(Annotated element listings)
'''

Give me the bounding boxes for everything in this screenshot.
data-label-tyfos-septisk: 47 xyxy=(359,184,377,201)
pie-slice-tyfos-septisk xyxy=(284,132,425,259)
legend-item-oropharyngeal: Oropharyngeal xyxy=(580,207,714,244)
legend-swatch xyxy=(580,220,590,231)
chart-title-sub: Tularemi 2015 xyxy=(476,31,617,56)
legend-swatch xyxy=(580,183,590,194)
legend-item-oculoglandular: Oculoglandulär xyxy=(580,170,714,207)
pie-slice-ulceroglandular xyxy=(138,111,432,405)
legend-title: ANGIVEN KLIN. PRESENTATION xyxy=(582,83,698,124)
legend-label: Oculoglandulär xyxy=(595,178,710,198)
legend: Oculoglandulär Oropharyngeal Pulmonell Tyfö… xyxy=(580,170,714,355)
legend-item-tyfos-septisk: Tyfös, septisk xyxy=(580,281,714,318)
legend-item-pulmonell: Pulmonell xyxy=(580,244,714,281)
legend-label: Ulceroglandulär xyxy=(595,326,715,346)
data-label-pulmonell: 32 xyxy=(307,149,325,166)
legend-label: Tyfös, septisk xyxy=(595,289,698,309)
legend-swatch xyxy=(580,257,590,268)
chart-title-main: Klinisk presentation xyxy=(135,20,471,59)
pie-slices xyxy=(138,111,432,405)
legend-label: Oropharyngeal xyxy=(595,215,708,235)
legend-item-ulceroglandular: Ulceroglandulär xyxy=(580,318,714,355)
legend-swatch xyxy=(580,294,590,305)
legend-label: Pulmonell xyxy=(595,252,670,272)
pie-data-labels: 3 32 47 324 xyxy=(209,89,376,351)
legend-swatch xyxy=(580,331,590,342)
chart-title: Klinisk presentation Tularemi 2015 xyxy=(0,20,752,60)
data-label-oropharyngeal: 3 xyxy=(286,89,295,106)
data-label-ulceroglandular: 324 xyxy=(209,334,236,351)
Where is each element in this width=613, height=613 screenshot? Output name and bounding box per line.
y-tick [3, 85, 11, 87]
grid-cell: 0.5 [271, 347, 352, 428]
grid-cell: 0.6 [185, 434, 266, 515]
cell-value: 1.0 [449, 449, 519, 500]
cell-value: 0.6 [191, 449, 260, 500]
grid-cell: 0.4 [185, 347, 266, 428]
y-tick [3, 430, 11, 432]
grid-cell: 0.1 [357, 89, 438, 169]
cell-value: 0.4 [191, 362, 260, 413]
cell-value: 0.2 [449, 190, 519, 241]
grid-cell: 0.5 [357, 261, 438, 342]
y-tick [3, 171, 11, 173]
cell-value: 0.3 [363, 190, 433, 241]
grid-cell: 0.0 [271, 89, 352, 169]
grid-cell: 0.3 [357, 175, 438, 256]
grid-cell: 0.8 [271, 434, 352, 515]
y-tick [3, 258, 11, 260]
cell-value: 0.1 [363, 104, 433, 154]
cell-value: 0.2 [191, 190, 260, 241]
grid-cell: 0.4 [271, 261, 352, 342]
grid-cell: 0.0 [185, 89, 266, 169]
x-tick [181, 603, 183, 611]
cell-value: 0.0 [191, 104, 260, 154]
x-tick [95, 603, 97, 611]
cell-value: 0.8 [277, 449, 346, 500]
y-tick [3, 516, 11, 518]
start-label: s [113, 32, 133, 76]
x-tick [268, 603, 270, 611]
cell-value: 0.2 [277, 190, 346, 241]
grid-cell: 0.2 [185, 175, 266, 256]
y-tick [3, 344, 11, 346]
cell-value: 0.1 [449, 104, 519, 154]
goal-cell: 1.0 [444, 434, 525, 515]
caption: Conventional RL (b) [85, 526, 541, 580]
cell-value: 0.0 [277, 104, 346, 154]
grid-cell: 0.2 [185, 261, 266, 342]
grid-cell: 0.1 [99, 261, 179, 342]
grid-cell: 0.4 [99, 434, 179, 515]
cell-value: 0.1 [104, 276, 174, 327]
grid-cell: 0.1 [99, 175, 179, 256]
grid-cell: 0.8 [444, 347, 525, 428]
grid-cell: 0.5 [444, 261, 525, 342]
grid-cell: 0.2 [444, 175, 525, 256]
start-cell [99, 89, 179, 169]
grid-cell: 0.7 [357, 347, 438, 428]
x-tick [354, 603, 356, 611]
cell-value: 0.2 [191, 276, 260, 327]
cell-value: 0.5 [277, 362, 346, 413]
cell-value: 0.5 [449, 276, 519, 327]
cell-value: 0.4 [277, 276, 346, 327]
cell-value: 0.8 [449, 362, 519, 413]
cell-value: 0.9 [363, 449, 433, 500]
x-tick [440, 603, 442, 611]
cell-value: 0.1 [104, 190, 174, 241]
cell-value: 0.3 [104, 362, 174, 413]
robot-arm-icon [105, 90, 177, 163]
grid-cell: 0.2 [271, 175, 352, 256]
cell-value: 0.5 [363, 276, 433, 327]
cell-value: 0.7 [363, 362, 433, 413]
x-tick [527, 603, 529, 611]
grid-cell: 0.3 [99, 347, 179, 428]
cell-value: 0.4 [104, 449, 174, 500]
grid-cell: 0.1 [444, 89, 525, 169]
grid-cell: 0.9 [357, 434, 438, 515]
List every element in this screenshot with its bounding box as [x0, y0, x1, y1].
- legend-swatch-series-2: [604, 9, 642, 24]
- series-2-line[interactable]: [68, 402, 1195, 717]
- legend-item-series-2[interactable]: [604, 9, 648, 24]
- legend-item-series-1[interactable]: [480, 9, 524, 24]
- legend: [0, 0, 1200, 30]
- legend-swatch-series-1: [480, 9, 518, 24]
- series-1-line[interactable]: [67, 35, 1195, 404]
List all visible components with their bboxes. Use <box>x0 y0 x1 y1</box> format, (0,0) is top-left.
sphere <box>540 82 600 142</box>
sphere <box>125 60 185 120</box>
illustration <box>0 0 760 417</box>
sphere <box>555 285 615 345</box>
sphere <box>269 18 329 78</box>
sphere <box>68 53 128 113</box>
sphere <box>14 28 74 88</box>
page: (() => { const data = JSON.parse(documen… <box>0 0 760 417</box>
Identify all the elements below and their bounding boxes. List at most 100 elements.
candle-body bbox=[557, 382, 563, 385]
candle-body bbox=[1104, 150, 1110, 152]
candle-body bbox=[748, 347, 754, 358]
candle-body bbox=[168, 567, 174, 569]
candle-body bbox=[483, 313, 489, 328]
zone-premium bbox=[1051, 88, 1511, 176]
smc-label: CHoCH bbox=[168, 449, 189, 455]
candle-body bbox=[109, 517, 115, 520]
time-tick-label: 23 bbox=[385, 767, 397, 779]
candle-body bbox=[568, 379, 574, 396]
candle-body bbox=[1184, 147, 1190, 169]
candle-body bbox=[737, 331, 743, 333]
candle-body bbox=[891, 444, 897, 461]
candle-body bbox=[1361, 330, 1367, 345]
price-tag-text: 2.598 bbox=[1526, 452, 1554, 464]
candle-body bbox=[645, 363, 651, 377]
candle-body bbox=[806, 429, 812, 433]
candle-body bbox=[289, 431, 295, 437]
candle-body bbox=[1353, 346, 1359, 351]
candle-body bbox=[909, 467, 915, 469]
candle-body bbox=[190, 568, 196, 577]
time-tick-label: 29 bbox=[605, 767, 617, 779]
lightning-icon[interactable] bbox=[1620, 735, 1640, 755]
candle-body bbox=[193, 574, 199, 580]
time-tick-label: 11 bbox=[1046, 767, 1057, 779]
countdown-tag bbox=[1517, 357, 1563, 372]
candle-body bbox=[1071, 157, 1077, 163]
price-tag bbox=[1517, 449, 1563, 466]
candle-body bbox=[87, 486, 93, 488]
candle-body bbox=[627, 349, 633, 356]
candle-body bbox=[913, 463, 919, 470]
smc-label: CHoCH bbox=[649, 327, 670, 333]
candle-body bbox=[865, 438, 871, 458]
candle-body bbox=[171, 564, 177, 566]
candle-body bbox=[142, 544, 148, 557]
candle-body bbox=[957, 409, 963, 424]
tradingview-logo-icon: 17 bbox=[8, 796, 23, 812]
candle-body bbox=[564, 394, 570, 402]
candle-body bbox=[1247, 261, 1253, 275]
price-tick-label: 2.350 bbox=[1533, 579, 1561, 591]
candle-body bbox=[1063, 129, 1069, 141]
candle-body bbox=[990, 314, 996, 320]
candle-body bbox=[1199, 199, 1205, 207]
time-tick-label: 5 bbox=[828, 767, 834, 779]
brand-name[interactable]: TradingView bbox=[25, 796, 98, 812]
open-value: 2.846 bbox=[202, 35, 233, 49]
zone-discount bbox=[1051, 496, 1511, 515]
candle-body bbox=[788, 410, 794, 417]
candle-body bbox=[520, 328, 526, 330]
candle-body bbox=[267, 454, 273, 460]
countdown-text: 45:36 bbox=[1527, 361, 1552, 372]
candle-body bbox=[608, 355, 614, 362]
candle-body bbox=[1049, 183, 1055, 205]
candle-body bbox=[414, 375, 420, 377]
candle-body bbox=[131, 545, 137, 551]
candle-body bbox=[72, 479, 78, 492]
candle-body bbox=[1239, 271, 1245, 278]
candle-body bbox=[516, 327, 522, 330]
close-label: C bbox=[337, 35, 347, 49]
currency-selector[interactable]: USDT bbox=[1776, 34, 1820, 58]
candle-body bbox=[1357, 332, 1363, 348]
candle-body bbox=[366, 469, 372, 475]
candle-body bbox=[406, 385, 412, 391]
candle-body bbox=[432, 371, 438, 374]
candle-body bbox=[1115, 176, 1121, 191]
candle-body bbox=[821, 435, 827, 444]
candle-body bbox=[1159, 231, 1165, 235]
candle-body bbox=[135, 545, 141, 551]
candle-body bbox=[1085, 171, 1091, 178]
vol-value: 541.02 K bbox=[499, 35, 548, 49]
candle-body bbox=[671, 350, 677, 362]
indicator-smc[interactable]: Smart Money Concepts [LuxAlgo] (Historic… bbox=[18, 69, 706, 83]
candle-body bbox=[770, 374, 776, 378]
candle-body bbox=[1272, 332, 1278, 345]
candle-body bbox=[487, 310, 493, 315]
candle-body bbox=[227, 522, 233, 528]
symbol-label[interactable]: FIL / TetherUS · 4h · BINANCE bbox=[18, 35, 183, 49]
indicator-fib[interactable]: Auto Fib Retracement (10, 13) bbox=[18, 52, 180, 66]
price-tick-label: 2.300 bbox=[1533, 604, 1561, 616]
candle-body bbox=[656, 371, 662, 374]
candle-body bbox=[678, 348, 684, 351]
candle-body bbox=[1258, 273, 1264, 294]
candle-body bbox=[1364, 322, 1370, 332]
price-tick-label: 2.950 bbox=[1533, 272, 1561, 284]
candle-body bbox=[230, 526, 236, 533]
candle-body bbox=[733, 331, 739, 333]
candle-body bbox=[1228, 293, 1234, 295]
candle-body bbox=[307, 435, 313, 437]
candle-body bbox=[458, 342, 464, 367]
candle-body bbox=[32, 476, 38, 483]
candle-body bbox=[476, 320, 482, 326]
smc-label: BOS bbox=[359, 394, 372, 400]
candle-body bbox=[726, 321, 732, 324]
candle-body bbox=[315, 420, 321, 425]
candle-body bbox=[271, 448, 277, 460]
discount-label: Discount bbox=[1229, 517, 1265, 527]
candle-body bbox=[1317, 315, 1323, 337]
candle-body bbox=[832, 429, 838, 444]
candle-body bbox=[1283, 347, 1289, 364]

'''

Retype everything from the start of the material down through the line containing "grid-cell: 0.8 [271, 434, 352, 515]", including that line.

Give me the bounding boxes for everything in this screenshot.
data-label-tyfos-septisk: 47 xyxy=(359,184,377,201)
pie-slice-tyfos-septisk xyxy=(284,132,425,259)
legend-item-oropharyngeal: Oropharyngeal xyxy=(580,207,714,244)
legend-swatch xyxy=(580,220,590,231)
chart-title-sub: Tularemi 2015 xyxy=(476,31,617,56)
legend-swatch xyxy=(580,183,590,194)
legend-item-oculoglandular: Oculoglandulär xyxy=(580,170,714,207)
pie-slice-ulceroglandular xyxy=(138,111,432,405)
legend-title: ANGIVEN KLIN. PRESENTATION xyxy=(582,83,698,124)
legend-label: Oculoglandulär xyxy=(595,178,710,198)
legend: Oculoglandulär Oropharyngeal Pulmonell Tyfö… xyxy=(580,170,714,355)
legend-item-tyfos-septisk: Tyfös, septisk xyxy=(580,281,714,318)
legend-item-pulmonell: Pulmonell xyxy=(580,244,714,281)
legend-label: Ulceroglandulär xyxy=(595,326,715,346)
data-label-pulmonell: 32 xyxy=(307,149,325,166)
legend-label: Tyfös, septisk xyxy=(595,289,698,309)
legend-swatch xyxy=(580,257,590,268)
chart-title-main: Klinisk presentation xyxy=(135,20,471,59)
pie-slices xyxy=(138,111,432,405)
legend-label: Oropharyngeal xyxy=(595,215,708,235)
legend-item-ulceroglandular: Ulceroglandulär xyxy=(580,318,714,355)
legend-swatch xyxy=(580,294,590,305)
legend-label: Pulmonell xyxy=(595,252,670,272)
pie-data-labels: 3 32 47 324 xyxy=(209,89,376,351)
legend-swatch xyxy=(580,331,590,342)
chart-title: Klinisk presentation Tularemi 2015 xyxy=(0,20,752,60)
data-label-oropharyngeal: 3 xyxy=(286,89,295,106)
data-label-ulceroglandular: 324 xyxy=(209,334,236,351)
Where is each element in this width=613, height=613 screenshot? Output name and bounding box per line.
y-tick [3, 85, 11, 87]
grid-cell: 0.5 [271, 347, 352, 428]
grid-cell: 0.6 [185, 434, 266, 515]
cell-value: 1.0 [449, 449, 519, 500]
cell-value: 0.6 [191, 449, 260, 500]
grid-cell: 0.4 [185, 347, 266, 428]
y-tick [3, 430, 11, 432]
grid-cell: 0.1 [357, 89, 438, 169]
cell-value: 0.4 [191, 362, 260, 413]
cell-value: 0.2 [449, 190, 519, 241]
grid-cell: 0.5 [357, 261, 438, 342]
y-tick [3, 171, 11, 173]
cell-value: 0.3 [363, 190, 433, 241]
grid-cell: 0.0 [271, 89, 352, 169]
grid-cell: 0.3 [357, 175, 438, 256]
grid-cell: 0.8 [271, 434, 352, 515]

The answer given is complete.